● Data excerpts
┌────────

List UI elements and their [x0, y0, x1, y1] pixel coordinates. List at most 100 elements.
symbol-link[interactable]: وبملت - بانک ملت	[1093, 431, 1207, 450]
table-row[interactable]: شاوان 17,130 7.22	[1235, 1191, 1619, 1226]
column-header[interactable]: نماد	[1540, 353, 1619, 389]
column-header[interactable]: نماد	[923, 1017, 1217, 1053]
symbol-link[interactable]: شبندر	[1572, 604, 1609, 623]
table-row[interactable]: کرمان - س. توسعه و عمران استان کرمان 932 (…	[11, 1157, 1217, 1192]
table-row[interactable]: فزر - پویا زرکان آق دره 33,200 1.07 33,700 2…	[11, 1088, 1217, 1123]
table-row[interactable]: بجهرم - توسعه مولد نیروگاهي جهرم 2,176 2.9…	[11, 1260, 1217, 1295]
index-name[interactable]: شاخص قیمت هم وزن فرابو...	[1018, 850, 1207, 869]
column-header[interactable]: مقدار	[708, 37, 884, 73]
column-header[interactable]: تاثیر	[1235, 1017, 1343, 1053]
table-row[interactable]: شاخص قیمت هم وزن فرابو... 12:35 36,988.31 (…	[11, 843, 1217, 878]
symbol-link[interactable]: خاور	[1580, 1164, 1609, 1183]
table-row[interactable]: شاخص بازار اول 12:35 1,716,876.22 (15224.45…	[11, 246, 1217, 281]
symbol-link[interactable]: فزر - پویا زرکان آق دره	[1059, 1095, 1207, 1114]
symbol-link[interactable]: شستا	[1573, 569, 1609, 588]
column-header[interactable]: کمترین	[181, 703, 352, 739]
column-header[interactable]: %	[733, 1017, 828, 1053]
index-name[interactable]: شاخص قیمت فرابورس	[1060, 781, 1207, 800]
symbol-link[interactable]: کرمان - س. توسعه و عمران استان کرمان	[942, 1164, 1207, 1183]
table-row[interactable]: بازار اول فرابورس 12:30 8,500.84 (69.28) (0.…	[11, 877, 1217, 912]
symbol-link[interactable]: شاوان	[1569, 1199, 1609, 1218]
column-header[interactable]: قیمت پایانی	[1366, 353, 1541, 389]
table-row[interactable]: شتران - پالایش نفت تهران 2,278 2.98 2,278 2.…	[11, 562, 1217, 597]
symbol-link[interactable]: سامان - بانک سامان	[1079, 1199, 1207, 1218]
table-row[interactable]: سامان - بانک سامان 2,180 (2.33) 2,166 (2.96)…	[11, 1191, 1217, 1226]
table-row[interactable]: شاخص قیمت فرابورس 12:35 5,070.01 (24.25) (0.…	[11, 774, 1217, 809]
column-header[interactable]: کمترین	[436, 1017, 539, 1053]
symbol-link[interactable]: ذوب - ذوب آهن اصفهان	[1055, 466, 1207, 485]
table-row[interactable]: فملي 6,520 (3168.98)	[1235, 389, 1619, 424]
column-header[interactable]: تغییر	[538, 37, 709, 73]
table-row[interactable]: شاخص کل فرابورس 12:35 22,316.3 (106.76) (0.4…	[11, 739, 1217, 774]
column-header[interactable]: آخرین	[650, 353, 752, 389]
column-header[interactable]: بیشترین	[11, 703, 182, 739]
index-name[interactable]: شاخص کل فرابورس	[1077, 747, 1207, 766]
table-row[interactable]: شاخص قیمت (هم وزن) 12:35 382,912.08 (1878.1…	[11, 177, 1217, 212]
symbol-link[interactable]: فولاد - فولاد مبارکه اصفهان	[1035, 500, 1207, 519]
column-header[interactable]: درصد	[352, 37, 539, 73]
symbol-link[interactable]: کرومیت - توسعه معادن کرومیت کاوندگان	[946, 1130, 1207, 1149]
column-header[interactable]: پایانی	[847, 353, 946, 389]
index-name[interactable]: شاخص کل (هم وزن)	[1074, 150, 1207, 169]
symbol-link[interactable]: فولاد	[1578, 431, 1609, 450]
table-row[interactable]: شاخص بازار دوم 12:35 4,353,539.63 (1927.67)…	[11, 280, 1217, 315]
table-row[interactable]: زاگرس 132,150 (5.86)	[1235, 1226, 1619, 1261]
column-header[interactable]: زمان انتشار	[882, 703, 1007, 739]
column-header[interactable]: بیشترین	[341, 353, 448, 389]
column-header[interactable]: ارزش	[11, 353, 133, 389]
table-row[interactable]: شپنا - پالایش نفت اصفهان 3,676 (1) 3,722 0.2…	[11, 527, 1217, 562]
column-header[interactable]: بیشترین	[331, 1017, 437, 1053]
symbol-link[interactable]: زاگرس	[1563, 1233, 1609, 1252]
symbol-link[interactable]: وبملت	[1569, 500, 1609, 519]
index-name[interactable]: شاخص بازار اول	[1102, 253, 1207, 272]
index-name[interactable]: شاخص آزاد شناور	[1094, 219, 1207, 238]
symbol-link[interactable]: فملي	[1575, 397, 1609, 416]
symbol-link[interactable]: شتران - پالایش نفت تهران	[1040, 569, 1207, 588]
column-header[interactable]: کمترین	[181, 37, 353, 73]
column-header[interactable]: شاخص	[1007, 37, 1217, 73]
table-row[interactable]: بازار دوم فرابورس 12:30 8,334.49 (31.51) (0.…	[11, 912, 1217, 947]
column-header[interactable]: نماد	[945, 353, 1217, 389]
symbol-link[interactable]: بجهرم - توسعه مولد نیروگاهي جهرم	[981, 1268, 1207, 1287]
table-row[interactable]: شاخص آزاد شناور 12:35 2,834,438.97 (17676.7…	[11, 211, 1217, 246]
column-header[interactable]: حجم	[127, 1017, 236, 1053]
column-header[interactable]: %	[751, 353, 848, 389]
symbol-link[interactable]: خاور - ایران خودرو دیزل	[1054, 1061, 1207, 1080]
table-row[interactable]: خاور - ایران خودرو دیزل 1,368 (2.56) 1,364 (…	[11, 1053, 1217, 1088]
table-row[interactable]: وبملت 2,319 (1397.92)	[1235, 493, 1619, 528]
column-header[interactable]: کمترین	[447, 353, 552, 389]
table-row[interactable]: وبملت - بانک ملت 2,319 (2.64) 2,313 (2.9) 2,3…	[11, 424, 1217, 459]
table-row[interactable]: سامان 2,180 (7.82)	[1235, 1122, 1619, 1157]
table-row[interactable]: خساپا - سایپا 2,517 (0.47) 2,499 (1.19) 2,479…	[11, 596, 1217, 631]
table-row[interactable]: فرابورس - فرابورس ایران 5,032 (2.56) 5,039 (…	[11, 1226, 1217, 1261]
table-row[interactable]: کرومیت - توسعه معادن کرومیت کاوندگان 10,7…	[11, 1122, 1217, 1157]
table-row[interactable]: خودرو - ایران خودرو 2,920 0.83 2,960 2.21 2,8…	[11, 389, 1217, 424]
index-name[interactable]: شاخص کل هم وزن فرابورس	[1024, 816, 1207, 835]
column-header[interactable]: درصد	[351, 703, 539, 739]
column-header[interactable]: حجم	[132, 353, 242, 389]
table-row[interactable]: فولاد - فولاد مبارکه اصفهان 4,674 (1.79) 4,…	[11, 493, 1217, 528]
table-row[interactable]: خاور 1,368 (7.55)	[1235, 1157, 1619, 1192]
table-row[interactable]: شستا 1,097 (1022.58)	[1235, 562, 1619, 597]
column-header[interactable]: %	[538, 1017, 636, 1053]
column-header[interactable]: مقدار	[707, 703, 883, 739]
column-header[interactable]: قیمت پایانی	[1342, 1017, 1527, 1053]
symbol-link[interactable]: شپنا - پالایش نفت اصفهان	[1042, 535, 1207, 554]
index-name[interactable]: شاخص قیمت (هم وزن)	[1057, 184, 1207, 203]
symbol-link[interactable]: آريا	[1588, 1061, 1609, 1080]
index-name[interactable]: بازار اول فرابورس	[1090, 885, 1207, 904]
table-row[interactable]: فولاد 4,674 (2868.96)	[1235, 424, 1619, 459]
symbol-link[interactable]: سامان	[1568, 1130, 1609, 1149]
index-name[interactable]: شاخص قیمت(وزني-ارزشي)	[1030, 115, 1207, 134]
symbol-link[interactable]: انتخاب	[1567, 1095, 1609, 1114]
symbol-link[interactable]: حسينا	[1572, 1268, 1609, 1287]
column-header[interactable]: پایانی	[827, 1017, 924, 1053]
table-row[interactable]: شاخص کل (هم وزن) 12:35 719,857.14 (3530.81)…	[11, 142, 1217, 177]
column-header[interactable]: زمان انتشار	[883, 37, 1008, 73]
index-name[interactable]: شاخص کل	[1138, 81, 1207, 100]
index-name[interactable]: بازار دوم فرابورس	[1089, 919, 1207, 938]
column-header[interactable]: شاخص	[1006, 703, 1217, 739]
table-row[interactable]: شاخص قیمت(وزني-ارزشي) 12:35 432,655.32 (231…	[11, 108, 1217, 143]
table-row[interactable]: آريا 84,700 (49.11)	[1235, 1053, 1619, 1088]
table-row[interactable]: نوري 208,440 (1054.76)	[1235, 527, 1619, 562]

└────────

● Work to be completed
Can you copy out, unchanged, every line from the top of the listing down to and including the line containing "table-row[interactable]: بجهرم - توسعه"?

● Written answer
List UI elements and their [x0, y0, x1, y1] pixel coordinates. List at most 100 elements.
symbol-link[interactable]: وبملت - بانک ملت	[1093, 431, 1207, 450]
table-row[interactable]: شاوان 17,130 7.22	[1235, 1191, 1619, 1226]
column-header[interactable]: نماد	[1540, 353, 1619, 389]
column-header[interactable]: نماد	[923, 1017, 1217, 1053]
symbol-link[interactable]: شبندر	[1572, 604, 1609, 623]
table-row[interactable]: کرمان - س. توسعه و عمران استان کرمان 932 (…	[11, 1157, 1217, 1192]
table-row[interactable]: فزر - پویا زرکان آق دره 33,200 1.07 33,700 2…	[11, 1088, 1217, 1123]
table-row[interactable]: بجهرم - توسعه مولد نیروگاهي جهرم 2,176 2.9…	[11, 1260, 1217, 1295]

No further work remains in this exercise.